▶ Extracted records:
........

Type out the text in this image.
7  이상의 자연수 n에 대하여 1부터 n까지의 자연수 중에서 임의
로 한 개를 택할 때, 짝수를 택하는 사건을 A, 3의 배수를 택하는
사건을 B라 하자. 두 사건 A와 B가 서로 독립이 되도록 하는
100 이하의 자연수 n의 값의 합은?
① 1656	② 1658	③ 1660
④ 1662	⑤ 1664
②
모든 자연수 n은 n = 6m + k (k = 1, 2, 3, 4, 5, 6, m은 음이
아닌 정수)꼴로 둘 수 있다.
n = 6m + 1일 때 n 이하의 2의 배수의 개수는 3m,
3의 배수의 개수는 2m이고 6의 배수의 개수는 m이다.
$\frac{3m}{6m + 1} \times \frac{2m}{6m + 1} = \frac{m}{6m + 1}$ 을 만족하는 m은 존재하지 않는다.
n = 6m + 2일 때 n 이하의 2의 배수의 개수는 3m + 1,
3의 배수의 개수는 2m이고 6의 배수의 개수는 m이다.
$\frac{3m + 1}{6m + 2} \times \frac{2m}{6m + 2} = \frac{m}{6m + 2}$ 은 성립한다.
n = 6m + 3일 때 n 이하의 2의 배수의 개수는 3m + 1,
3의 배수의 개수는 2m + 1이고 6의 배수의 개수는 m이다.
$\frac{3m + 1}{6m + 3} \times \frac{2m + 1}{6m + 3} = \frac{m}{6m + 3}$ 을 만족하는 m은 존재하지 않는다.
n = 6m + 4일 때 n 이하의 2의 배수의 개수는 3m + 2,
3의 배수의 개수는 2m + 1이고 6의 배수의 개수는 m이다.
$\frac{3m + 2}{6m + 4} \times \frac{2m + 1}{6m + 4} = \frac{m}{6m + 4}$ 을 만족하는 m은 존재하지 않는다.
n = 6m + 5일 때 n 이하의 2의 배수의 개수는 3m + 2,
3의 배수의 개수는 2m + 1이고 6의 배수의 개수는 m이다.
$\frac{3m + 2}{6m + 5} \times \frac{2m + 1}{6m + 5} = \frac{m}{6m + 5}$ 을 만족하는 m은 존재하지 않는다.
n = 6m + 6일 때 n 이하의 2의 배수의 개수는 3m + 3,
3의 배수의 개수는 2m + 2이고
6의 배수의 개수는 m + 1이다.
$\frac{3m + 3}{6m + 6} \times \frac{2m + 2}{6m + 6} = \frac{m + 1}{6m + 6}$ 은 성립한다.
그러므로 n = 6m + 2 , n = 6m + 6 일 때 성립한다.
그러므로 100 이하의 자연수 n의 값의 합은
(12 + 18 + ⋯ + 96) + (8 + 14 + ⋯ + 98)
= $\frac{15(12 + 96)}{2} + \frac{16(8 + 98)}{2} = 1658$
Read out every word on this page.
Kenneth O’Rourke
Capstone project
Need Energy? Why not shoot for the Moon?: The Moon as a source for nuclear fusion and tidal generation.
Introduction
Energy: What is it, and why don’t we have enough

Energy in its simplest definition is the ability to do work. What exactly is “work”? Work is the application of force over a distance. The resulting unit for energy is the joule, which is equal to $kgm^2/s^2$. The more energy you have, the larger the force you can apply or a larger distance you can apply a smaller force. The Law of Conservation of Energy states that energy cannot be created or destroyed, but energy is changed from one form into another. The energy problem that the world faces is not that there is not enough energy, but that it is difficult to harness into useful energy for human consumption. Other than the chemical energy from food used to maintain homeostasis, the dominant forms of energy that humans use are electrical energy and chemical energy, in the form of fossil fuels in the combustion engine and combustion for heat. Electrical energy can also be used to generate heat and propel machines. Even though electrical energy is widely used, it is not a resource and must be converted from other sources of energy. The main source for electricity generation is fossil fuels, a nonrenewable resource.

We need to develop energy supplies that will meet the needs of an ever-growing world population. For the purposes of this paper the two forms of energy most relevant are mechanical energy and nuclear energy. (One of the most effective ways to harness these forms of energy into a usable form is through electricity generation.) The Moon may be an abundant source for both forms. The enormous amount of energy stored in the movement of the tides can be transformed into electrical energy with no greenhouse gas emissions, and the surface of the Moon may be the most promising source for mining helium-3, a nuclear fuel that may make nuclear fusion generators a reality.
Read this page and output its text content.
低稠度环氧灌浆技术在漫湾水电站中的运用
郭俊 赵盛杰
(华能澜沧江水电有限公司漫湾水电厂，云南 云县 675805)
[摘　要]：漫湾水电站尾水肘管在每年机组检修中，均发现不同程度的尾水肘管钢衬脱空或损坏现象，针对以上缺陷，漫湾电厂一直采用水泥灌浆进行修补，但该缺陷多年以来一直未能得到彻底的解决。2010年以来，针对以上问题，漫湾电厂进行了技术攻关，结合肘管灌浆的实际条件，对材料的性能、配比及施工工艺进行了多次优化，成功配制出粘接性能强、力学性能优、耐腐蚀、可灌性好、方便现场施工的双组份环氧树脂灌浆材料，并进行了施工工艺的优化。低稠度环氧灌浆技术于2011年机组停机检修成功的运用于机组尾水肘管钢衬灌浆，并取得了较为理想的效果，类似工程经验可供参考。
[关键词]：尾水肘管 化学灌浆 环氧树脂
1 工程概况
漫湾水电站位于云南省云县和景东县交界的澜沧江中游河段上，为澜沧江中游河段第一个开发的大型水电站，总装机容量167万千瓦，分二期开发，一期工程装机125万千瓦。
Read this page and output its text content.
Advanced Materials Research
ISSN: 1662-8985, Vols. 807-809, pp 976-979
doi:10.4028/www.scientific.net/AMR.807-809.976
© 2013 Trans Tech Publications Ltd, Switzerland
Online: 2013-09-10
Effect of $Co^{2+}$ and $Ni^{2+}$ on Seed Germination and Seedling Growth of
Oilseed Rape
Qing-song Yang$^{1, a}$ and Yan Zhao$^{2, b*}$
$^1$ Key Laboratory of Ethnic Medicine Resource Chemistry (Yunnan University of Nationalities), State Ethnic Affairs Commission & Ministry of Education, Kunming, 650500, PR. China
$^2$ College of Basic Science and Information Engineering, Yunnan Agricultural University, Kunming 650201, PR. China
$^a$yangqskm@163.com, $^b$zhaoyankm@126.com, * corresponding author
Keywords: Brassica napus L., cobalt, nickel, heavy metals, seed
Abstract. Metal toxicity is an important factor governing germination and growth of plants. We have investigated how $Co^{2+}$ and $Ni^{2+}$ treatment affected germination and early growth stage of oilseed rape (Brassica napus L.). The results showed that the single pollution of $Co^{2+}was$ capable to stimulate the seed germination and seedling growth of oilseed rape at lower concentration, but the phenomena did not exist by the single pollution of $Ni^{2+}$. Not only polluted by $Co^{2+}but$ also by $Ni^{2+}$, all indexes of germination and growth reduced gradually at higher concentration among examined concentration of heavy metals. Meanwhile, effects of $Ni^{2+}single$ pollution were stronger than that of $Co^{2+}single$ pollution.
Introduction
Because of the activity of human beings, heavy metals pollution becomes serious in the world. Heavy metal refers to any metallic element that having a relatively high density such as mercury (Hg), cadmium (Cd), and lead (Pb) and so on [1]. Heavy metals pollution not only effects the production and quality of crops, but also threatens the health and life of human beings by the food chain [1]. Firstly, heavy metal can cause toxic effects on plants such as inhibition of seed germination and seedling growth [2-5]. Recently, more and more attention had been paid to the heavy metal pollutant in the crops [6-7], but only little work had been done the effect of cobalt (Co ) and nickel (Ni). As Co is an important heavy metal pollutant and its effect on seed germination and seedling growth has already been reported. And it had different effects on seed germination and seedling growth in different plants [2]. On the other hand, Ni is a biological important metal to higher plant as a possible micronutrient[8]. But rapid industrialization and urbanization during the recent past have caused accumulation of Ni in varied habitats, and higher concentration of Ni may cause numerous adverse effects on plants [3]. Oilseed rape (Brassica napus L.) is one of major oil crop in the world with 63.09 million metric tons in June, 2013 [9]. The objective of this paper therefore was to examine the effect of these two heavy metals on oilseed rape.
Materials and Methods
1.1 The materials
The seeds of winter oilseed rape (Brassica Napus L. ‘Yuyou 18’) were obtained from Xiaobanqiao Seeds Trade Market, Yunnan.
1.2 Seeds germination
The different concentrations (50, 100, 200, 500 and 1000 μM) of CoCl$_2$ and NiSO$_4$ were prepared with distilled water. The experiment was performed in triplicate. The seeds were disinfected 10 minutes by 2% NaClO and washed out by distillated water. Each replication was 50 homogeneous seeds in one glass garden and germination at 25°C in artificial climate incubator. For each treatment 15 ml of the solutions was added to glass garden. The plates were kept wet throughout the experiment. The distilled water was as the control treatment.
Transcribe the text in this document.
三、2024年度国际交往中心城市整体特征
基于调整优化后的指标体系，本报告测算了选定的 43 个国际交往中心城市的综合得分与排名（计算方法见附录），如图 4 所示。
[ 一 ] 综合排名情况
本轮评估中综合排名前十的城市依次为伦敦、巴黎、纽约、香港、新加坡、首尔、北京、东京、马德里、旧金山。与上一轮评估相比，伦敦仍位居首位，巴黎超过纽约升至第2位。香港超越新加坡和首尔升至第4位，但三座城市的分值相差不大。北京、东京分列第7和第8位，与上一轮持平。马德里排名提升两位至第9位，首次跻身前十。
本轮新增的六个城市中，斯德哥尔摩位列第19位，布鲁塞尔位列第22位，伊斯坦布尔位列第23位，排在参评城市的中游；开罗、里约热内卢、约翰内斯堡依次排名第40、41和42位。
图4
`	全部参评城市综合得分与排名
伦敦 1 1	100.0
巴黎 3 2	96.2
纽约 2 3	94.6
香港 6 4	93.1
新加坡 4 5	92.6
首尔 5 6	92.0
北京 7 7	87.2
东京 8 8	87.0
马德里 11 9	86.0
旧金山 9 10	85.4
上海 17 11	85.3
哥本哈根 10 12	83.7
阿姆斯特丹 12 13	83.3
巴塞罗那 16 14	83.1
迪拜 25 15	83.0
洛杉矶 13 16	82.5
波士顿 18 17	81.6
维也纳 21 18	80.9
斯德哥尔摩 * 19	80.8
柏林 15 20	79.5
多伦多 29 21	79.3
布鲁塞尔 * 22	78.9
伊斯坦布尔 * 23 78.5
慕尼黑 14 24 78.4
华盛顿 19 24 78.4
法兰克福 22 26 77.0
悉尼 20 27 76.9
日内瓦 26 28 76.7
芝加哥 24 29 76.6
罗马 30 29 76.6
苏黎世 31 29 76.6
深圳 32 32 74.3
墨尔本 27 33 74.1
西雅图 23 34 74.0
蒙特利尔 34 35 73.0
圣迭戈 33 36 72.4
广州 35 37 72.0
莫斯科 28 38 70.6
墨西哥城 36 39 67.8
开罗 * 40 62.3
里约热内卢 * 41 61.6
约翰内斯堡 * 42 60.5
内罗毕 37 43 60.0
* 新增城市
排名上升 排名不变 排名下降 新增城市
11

........

▶ Aim: Exactly reproduce the lines beginning with the one that contains "Transcribe the text in this document." and ending with the last line of the material, both included. Leave out everything else.

▶ Solution to the problem:
Transcribe the text in this document.
三、2024年度国际交往中心城市整体特征
基于调整优化后的指标体系，本报告测算了选定的 43 个国际交往中心城市的综合得分与排名（计算方法见附录），如图 4 所示。
[ 一 ] 综合排名情况
本轮评估中综合排名前十的城市依次为伦敦、巴黎、纽约、香港、新加坡、首尔、北京、东京、马德里、旧金山。与上一轮评估相比，伦敦仍位居首位，巴黎超过纽约升至第2位。香港超越新加坡和首尔升至第4位，但三座城市的分值相差不大。北京、东京分列第7和第8位，与上一轮持平。马德里排名提升两位至第9位，首次跻身前十。
本轮新增的六个城市中，斯德哥尔摩位列第19位，布鲁塞尔位列第22位，伊斯坦布尔位列第23位，排在参评城市的中游；开罗、里约热内卢、约翰内斯堡依次排名第40、41和42位。
图4
`	全部参评城市综合得分与排名
伦敦 1 1	100.0
巴黎 3 2	96.2
纽约 2 3	94.6
香港 6 4	93.1
新加坡 4 5	92.6
首尔 5 6	92.0
北京 7 7	87.2
东京 8 8	87.0
马德里 11 9	86.0
旧金山 9 10	85.4
上海 17 11	85.3
哥本哈根 10 12	83.7
阿姆斯特丹 12 13	83.3
巴塞罗那 16 14	83.1
迪拜 25 15	83.0
洛杉矶 13 16	82.5
波士顿 18 17	81.6
维也纳 21 18	80.9
斯德哥尔摩 * 19	80.8
柏林 15 20	79.5
多伦多 29 21	79.3
布鲁塞尔 * 22	78.9
伊斯坦布尔 * 23 78.5
慕尼黑 14 24 78.4
华盛顿 19 24 78.4
法兰克福 22 26 77.0
悉尼 20 27 76.9
日内瓦 26 28 76.7
芝加哥 24 29 76.6
罗马 30 29 76.6
苏黎世 31 29 76.6
深圳 32 32 74.3
墨尔本 27 33 74.1
西雅图 23 34 74.0
蒙特利尔 34 35 73.0
圣迭戈 33 36 72.4
广州 35 37 72.0
莫斯科 28 38 70.6
墨西哥城 36 39 67.8
开罗 * 40 62.3
里约热内卢 * 41 61.6
约翰内斯堡 * 42 60.5
内罗毕 37 43 60.0
* 新增城市
排名上升 排名不变 排名下降 新增城市
11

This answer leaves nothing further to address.